Excerpts from a layout annotation set
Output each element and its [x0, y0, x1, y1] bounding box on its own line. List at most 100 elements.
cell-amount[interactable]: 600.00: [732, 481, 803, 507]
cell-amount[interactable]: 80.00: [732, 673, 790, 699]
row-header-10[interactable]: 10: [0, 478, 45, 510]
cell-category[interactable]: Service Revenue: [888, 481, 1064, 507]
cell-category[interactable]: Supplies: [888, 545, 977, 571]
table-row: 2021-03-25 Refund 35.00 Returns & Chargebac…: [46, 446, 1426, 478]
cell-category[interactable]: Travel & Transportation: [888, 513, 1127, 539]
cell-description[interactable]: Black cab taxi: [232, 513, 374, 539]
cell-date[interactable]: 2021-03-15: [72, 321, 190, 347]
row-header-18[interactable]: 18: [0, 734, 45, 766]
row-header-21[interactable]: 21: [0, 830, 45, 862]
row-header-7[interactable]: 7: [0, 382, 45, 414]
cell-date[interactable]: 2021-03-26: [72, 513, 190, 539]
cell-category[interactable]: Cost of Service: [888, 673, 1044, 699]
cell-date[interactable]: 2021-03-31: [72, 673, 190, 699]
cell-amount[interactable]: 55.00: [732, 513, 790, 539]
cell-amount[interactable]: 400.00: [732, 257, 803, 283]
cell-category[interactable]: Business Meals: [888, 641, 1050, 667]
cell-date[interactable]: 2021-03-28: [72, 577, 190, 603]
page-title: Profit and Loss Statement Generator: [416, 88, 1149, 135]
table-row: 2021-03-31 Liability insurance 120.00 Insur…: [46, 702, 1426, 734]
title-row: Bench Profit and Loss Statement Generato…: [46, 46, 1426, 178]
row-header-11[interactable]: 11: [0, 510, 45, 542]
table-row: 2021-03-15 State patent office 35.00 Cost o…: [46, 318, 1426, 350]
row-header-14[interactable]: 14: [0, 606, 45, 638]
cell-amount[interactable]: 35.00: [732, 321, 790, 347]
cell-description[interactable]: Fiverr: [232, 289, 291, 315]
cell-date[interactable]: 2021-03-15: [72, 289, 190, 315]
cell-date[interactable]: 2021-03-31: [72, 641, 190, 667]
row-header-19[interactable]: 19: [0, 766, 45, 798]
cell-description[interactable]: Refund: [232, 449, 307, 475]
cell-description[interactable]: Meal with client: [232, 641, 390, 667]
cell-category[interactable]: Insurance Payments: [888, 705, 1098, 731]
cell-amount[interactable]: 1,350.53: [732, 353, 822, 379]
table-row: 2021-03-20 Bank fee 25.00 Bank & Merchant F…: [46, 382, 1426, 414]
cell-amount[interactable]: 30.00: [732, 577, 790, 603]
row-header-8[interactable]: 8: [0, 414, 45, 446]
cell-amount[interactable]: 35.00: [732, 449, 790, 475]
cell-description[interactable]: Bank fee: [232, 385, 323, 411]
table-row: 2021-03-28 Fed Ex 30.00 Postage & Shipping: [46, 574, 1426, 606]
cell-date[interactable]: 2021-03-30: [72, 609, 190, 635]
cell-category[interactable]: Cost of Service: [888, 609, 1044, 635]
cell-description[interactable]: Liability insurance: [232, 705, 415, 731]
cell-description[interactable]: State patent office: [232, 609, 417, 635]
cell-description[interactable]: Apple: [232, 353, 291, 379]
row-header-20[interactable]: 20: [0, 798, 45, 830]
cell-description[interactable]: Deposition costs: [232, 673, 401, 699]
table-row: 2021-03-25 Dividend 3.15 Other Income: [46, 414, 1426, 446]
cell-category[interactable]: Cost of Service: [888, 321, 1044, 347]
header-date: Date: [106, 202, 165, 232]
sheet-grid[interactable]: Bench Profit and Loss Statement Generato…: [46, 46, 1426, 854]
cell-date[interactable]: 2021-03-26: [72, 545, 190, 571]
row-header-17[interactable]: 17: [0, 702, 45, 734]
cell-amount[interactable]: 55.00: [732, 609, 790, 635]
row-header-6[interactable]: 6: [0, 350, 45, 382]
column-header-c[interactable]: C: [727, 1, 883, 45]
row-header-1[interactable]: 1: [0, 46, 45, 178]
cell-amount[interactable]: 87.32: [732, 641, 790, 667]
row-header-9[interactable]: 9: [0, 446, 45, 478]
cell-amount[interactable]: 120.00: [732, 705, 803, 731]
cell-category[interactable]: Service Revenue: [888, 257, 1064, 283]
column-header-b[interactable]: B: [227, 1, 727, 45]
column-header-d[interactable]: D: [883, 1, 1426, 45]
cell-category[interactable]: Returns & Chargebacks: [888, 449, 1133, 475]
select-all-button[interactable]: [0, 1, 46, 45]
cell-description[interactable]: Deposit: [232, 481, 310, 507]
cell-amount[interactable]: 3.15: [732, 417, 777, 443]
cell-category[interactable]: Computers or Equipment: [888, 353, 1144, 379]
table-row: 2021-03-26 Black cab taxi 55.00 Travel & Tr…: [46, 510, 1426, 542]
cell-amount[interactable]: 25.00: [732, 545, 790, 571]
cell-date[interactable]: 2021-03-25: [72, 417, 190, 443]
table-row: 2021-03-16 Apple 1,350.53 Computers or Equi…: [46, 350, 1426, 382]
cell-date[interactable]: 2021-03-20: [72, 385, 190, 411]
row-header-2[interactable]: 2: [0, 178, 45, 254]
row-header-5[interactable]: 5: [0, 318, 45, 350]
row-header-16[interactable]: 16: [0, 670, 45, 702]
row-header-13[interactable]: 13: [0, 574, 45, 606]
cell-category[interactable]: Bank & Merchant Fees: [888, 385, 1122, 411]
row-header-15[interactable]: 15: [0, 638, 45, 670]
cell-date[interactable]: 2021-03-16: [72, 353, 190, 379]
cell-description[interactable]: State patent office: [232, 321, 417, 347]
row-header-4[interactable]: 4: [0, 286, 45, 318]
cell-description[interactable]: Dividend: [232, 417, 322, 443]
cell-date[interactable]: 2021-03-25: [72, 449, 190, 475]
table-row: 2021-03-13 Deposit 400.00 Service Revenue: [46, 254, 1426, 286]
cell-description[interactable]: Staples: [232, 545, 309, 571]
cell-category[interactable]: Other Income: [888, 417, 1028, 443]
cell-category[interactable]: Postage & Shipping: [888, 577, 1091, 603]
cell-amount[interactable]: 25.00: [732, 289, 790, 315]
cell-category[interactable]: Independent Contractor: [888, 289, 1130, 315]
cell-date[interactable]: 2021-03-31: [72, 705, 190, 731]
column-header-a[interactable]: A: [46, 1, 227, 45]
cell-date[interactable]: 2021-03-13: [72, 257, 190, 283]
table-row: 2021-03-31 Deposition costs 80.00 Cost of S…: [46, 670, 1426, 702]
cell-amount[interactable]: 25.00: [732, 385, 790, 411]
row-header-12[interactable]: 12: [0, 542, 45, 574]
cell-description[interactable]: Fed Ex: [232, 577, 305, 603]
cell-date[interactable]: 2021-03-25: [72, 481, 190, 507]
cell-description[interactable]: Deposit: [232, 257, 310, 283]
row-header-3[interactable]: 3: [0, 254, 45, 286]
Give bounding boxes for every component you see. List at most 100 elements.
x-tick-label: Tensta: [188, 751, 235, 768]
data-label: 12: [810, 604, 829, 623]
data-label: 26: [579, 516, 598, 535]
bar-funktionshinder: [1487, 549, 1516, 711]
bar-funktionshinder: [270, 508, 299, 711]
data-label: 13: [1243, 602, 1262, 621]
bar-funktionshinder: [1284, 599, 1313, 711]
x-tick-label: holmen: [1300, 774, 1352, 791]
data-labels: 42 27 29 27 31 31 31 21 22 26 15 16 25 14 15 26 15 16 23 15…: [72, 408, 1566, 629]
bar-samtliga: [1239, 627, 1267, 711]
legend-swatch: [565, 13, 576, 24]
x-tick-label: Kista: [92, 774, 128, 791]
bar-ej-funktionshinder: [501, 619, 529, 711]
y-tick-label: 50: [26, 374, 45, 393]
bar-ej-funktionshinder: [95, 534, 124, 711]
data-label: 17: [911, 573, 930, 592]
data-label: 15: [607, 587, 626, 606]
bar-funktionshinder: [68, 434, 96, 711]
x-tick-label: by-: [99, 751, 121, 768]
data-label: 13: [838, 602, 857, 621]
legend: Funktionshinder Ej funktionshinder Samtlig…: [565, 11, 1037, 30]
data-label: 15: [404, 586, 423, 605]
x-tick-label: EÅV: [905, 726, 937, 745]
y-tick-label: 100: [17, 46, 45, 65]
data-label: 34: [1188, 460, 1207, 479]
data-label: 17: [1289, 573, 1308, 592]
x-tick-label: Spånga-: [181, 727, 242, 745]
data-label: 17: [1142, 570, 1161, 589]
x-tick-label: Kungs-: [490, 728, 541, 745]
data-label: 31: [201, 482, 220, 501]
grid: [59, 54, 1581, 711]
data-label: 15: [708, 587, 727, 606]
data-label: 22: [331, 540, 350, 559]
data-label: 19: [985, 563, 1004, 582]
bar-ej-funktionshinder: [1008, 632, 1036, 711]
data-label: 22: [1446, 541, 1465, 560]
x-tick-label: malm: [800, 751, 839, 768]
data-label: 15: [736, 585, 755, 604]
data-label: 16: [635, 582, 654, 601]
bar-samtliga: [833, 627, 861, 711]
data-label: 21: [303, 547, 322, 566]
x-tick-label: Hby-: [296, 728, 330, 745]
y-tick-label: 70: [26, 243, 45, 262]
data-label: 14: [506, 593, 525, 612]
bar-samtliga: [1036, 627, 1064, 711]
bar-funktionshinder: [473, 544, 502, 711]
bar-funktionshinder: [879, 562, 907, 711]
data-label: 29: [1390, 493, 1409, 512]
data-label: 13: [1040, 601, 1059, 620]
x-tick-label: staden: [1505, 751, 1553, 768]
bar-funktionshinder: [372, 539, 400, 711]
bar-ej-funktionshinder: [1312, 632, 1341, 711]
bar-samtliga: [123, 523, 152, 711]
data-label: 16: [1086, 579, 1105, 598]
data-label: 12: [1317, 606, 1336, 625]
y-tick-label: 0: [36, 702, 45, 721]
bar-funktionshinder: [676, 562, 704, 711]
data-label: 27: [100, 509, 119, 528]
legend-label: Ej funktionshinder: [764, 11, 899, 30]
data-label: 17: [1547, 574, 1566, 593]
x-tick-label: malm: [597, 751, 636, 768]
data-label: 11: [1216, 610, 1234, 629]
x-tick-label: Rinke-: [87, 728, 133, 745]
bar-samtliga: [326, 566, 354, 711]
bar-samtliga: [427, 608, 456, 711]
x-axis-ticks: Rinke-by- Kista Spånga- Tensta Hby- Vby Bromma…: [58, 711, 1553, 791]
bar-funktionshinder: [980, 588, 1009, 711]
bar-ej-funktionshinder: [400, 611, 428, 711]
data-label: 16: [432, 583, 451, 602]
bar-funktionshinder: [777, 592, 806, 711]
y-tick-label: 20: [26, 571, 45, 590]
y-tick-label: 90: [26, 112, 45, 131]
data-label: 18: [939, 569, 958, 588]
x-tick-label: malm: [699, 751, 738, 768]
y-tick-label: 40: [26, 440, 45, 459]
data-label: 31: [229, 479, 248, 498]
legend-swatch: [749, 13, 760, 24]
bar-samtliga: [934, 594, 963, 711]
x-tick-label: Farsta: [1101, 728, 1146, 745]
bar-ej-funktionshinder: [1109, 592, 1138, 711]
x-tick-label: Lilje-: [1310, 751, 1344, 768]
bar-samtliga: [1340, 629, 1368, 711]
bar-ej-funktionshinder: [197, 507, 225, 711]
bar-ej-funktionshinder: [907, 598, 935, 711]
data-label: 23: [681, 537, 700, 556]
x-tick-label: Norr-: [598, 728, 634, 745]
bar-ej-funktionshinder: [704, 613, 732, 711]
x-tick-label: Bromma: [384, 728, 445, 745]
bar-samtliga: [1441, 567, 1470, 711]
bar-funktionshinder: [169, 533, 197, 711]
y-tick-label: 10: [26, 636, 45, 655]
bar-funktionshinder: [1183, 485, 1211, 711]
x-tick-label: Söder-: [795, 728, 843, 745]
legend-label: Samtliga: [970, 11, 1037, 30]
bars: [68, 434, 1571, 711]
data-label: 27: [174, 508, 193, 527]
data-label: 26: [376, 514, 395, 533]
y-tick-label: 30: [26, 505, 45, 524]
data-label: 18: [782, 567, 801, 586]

> REQUEST: Copy out, without any change, the stretch of the entries from the very start through the line that contains "page-title: Profit and".

> FINISHED ANSWER:
Output each element and its [x0, y0, x1, y1] bounding box on its own line. List at most 100 elements.
cell-amount[interactable]: 600.00: [732, 481, 803, 507]
cell-amount[interactable]: 80.00: [732, 673, 790, 699]
row-header-10[interactable]: 10: [0, 478, 45, 510]
cell-category[interactable]: Service Revenue: [888, 481, 1064, 507]
cell-category[interactable]: Supplies: [888, 545, 977, 571]
table-row: 2021-03-25 Refund 35.00 Returns & Chargebac…: [46, 446, 1426, 478]
cell-category[interactable]: Travel & Transportation: [888, 513, 1127, 539]
cell-description[interactable]: Black cab taxi: [232, 513, 374, 539]
cell-date[interactable]: 2021-03-15: [72, 321, 190, 347]
row-header-18[interactable]: 18: [0, 734, 45, 766]
row-header-21[interactable]: 21: [0, 830, 45, 862]
row-header-7[interactable]: 7: [0, 382, 45, 414]
cell-date[interactable]: 2021-03-26: [72, 513, 190, 539]
cell-category[interactable]: Cost of Service: [888, 673, 1044, 699]
cell-date[interactable]: 2021-03-31: [72, 673, 190, 699]
cell-amount[interactable]: 55.00: [732, 513, 790, 539]
cell-amount[interactable]: 400.00: [732, 257, 803, 283]
cell-category[interactable]: Business Meals: [888, 641, 1050, 667]
cell-date[interactable]: 2021-03-28: [72, 577, 190, 603]
page-title: Profit and Loss Statement Generator: [416, 88, 1149, 135]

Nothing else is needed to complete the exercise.